Public Sector Short Of Over 13,000 Specialists To Meet 2030 Needs: MOH

According to MOH data, Malaysia’s public health care sector needs 22,435 specialist doctors by 2030, compared to 9,040 currently in service – a shortfall of 13,395. At current output, only 4,000 to 5,600 specialists would be produced by 2030, less than half the gap.

KUALA LUMPUR, March 2 — The Ministry of Health (MOH) estimates it will need 22,435 medical specialists by 2030, compared to 9,040 currently in service, highlighting a shortfall of more than 13,000 specialists in the public health system.

Health Minister Dzulkefly Ahmad said the current figure of 9,040 specialists covers 29 core specialties across medical and public health facilities as of December 31, 2025.

“Overall, MOH requires 22,435 specialist medical officers by 2030. On average, MOH produces between 1,000 and 1,400 new specialist medical officers each year,” Dzulkefly said in a written Dewan Negara reply on February 24 to Senator Shamsuddin Abd Ghaffar.

At current production rates of 1,000 to 1,400 specialists annually, the training pipeline would produce about 4,000 to 5,600 specialists by 2030 – less than half of the gap of over 13,000 – excluding attrition and distribution challenges in the public sector.

To support specialist training, the government has allocated RM178 million in 2026 under the MOH Specialist Training Programme, involving the Master of Medicine Programme with the Federal Training Award (HLP) and Parallel Pathway Specialist Training.
++++++++++++++++++++
What you need to do:
1 - How much has the government allocated in 2026 under the MOH Specialist Training Programme, according to the article on Malaysia's specialist shortfall?
2 - Carry on the article about Malaysia's public-sector specialist shortage, picking up after its last sentence.

Dataset entries:
++++++++++++++++++++
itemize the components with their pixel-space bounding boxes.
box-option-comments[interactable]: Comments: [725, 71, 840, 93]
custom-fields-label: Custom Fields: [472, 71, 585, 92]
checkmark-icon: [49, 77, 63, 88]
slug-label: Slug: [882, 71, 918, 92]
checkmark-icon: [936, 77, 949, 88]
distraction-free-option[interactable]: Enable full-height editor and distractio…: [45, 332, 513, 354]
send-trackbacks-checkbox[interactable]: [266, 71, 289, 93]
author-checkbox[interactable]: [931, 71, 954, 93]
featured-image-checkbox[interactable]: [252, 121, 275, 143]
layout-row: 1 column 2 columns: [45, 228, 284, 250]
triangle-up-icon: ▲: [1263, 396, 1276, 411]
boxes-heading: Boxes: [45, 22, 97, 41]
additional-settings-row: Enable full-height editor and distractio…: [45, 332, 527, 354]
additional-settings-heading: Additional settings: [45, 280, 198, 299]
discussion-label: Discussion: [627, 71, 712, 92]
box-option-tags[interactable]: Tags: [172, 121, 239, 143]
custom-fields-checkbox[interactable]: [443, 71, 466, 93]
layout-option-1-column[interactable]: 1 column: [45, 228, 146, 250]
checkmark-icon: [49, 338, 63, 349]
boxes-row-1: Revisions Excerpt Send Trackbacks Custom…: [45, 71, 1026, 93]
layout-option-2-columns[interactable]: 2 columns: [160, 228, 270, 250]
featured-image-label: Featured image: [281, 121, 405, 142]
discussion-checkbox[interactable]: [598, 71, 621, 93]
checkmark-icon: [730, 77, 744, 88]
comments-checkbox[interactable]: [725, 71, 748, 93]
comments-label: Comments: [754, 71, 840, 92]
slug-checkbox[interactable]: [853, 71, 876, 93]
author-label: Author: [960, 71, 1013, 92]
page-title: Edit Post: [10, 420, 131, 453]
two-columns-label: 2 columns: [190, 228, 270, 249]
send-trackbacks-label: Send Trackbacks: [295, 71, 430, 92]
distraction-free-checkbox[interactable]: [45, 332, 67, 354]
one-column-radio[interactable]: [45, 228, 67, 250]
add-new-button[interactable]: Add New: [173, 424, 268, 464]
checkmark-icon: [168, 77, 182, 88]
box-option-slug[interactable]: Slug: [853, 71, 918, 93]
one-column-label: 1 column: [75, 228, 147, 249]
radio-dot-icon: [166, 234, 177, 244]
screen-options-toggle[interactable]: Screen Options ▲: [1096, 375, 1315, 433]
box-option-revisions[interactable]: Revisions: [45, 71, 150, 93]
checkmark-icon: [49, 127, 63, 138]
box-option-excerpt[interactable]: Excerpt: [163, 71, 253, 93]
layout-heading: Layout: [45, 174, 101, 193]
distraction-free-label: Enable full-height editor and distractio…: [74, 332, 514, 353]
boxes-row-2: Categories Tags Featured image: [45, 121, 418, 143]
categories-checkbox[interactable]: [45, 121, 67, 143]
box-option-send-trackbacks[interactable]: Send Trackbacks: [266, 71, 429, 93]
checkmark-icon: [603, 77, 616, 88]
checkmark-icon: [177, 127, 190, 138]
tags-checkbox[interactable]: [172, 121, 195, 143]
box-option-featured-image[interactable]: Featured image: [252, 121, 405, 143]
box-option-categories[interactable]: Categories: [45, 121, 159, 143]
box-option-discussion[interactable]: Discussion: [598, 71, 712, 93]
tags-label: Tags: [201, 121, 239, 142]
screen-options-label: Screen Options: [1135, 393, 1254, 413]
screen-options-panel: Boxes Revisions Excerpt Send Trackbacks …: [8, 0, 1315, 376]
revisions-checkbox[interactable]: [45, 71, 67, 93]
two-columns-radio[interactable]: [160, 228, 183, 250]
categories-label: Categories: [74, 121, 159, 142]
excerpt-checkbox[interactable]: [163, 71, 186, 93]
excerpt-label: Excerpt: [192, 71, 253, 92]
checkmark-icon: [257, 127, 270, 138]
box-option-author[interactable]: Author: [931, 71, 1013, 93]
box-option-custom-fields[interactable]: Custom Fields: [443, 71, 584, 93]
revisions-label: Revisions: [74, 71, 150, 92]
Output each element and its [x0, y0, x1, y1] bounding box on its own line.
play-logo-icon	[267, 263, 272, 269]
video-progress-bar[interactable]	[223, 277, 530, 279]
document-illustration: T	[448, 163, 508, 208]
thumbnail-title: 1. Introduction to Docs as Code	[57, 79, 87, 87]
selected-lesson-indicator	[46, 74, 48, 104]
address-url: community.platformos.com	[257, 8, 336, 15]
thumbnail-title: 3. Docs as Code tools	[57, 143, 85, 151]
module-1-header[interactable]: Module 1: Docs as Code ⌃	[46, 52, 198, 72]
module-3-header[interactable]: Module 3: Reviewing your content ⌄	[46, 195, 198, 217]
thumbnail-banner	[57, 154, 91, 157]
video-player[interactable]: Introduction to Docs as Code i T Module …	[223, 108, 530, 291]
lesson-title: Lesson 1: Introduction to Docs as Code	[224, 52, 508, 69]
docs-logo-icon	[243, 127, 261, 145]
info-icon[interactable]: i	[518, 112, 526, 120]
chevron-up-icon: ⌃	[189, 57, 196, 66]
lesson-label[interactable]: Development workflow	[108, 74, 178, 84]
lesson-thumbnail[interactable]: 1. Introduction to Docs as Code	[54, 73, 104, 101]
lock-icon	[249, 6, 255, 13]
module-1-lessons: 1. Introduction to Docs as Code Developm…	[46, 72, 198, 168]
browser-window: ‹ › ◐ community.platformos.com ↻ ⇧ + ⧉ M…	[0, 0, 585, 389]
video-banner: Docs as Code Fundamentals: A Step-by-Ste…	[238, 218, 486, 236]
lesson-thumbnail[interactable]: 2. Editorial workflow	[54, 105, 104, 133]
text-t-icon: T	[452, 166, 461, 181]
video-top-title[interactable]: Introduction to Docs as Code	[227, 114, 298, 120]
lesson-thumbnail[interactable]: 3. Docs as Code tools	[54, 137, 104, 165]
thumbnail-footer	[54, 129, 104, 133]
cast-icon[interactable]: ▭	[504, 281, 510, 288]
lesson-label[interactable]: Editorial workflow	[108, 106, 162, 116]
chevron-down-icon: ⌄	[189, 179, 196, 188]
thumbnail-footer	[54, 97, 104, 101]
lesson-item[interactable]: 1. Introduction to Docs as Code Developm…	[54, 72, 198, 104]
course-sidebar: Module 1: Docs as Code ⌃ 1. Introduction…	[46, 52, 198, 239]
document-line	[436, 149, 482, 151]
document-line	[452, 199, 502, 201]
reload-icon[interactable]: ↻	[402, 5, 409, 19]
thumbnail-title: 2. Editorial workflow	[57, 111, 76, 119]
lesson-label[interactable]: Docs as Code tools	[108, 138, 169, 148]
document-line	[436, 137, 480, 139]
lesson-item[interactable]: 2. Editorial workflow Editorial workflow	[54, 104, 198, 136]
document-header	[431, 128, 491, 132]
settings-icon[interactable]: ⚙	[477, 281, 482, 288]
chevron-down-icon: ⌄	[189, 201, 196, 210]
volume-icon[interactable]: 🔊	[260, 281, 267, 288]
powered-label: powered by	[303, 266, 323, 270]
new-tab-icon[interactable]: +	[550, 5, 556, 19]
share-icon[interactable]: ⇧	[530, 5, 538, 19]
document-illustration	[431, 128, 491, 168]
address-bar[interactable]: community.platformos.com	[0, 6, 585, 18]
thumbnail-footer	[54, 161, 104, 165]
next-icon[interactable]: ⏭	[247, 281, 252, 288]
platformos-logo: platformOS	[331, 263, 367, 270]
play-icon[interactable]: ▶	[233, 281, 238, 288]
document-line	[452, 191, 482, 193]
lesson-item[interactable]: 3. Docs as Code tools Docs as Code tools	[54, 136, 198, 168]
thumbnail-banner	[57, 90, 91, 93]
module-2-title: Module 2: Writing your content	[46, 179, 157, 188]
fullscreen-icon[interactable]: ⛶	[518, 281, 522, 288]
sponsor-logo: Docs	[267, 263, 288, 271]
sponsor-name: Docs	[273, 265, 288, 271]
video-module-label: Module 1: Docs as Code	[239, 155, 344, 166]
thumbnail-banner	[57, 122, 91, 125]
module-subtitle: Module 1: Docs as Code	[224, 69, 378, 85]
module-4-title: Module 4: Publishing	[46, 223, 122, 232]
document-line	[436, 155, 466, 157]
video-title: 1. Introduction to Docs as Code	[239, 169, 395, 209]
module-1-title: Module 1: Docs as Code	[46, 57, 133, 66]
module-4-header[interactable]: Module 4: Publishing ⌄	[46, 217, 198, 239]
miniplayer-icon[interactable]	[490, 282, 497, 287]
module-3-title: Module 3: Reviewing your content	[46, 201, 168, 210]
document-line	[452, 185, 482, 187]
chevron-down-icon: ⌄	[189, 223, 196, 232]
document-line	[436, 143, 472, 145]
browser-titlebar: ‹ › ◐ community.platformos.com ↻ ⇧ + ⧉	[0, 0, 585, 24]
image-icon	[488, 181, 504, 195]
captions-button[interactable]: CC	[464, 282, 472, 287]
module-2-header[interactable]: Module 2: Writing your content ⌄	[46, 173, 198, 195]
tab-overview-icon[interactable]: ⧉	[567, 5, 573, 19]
++++++++++++++++++++
Answer section:
1 - RM178 million.

2 -
“This allocation involves payment of tuition fees as well as allowances and facilities during study leave for officers currently in training and officers from the June/July 2026 intake cohort,” Dzulkefly said.

The 2026 allocation represents an increase of RM33.4 million, or 19 per cent, compared to 2025.

The ministry did not specify the distribution of specialists required across individual disciplines or the current shortfall by specialty.

CodeBlue reported in July last year that Malaysia’s public health care sector was short of nearly 11,000 specialist doctors at the time, with the system operating at about 44 per cent of required capacity, based on MOH data.

The biggest shortages were in key disciplines such as cardiothoracic surgery, forensic pathology, and family medicine, based on gaps between required numbers and the existing workforce.